> Requirement: Tally the lines in the listing below that include "this". Answer with the count and nothing more.

> Supplied entries:
__________________________________________________
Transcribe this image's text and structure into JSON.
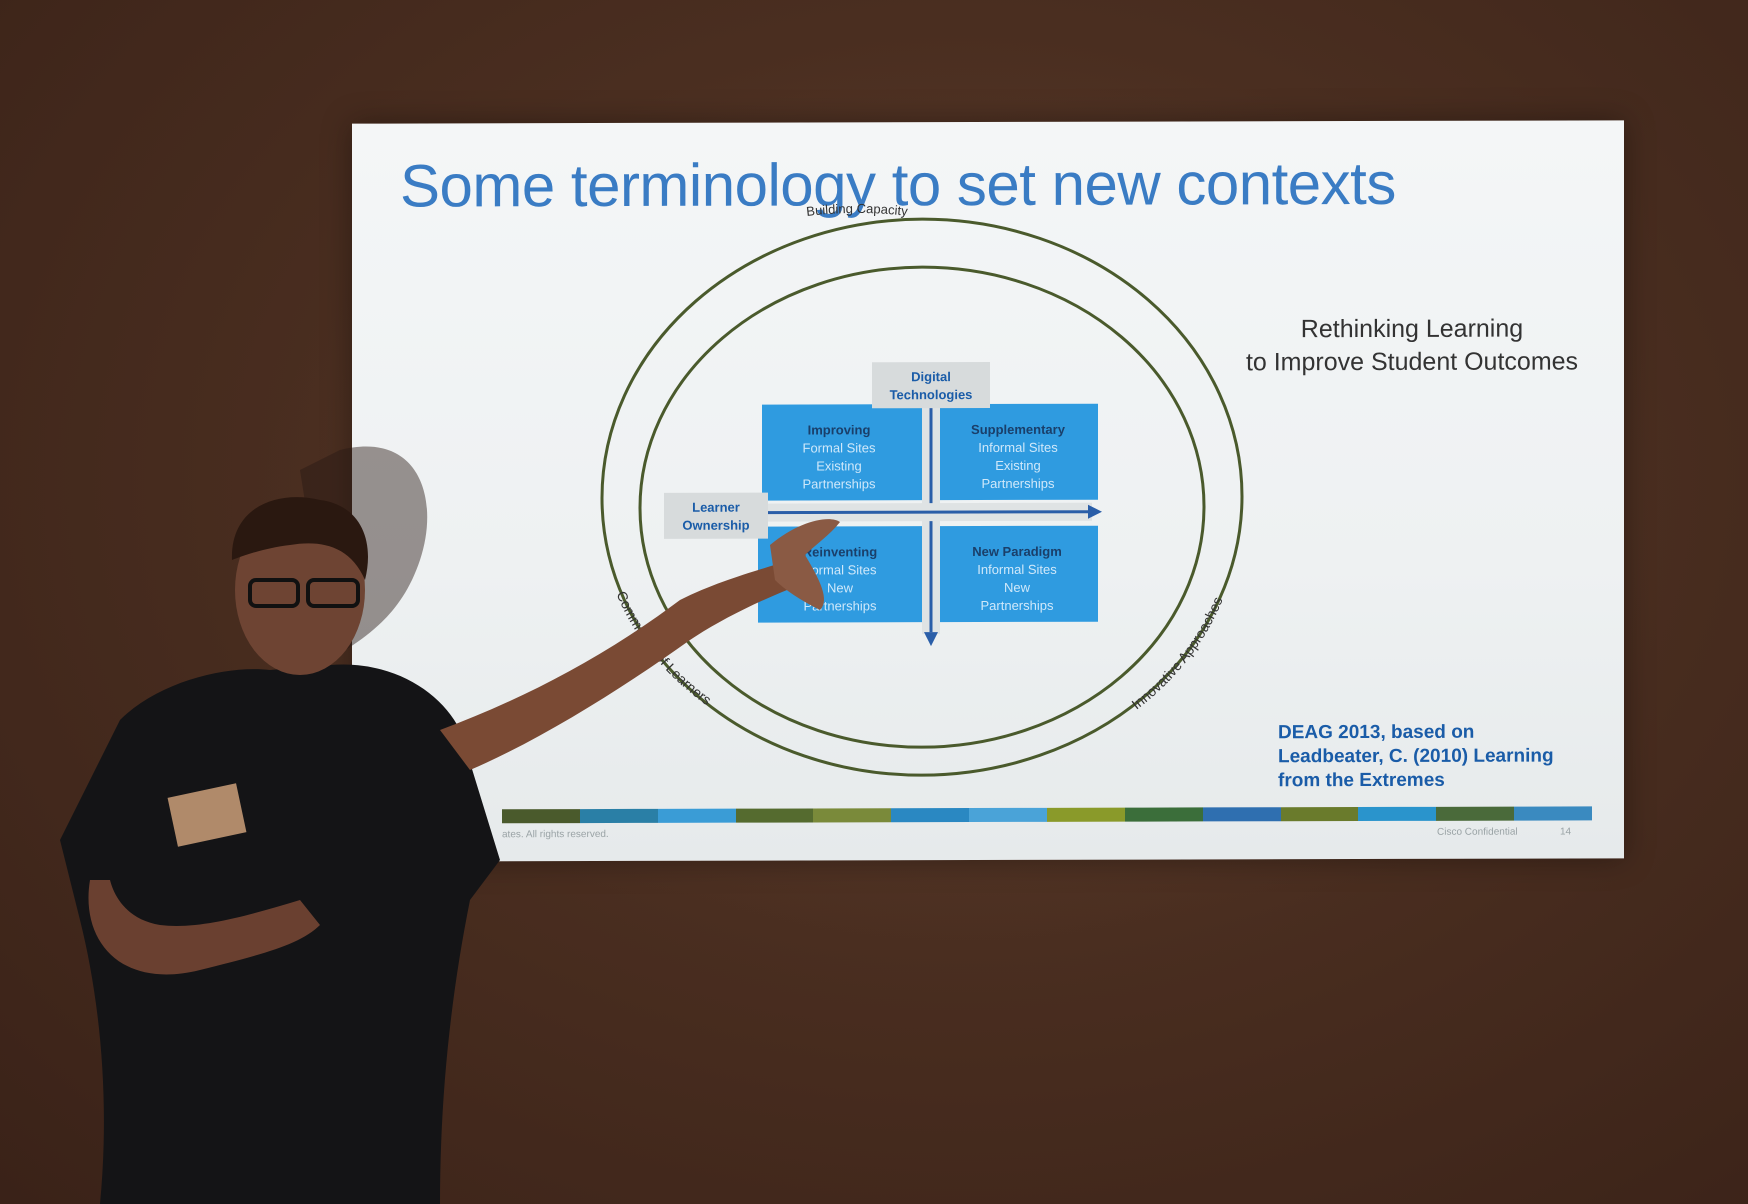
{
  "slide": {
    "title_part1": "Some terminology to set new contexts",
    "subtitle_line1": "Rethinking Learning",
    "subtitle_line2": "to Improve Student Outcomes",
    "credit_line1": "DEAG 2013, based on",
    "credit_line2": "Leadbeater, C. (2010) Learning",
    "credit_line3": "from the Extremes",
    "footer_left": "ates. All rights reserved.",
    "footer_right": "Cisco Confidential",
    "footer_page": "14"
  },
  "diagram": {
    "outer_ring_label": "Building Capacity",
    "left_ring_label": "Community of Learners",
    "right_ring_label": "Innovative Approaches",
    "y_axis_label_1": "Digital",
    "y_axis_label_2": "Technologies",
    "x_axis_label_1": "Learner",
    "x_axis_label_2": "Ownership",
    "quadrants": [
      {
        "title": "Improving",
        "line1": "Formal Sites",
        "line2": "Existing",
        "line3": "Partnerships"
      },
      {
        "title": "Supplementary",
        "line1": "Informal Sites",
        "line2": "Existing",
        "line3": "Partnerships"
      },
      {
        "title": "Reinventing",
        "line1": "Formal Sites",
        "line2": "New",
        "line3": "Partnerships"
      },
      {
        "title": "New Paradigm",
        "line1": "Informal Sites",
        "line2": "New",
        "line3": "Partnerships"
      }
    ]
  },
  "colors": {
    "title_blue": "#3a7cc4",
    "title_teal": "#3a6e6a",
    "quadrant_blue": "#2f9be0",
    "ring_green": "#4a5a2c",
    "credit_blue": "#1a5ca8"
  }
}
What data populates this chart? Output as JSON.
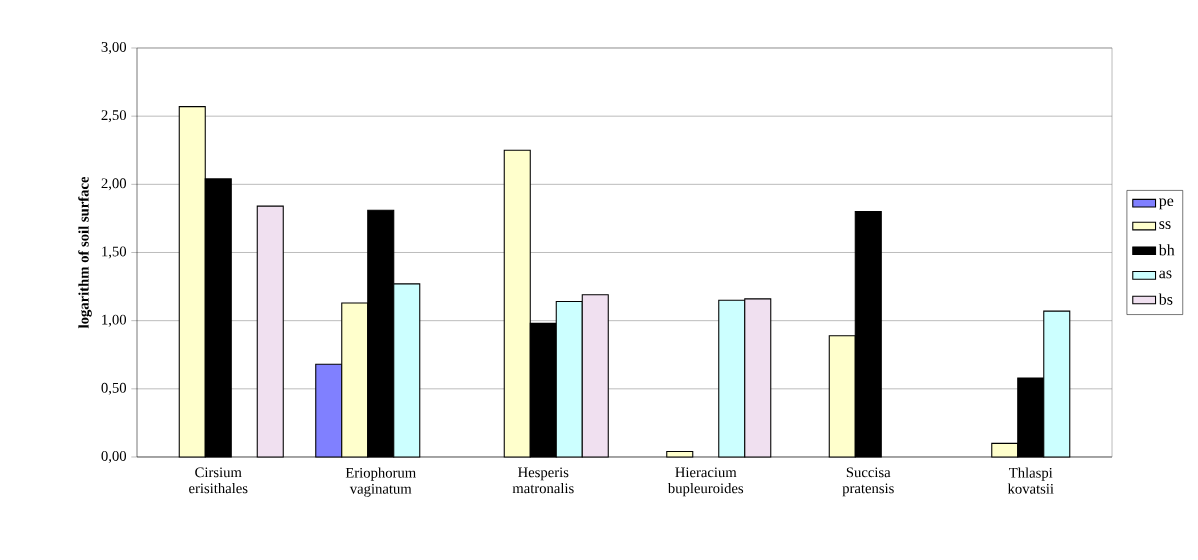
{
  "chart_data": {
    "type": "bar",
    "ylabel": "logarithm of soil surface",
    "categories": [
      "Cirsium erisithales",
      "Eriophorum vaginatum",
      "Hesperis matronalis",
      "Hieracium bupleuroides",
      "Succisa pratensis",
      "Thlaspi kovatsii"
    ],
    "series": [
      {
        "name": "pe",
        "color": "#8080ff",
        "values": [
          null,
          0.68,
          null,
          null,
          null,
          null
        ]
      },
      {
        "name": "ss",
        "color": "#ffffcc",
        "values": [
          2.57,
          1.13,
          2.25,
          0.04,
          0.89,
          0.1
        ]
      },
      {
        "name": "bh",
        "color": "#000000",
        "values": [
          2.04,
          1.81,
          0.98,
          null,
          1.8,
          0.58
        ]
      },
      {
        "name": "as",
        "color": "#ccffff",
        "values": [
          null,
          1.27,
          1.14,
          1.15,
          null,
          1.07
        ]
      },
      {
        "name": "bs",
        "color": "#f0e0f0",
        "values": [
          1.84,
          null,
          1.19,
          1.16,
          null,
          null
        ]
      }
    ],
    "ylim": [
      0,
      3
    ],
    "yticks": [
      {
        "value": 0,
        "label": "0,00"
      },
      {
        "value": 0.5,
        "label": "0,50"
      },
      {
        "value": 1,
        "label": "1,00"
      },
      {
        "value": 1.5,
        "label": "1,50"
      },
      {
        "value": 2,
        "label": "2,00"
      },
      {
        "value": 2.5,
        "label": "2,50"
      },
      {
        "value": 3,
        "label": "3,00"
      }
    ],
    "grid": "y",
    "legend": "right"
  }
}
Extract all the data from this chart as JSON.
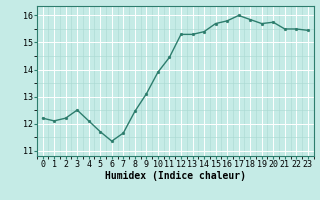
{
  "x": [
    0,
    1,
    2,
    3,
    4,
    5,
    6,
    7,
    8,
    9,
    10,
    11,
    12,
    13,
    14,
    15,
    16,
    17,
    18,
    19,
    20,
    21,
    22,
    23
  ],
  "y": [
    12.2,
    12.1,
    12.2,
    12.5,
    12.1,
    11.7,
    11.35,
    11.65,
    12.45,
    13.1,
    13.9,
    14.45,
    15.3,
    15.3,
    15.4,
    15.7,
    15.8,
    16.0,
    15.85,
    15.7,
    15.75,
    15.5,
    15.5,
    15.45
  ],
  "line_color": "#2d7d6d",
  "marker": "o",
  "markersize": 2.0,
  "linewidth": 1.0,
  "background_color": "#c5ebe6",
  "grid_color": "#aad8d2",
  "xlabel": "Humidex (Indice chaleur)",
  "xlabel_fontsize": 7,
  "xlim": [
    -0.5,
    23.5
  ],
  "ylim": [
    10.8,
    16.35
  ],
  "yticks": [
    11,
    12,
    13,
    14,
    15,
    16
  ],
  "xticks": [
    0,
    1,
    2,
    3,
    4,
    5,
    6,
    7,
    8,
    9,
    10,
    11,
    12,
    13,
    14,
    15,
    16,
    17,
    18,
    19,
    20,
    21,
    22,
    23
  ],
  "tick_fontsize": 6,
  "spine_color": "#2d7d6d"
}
__________________________________________________
> Task solution: 3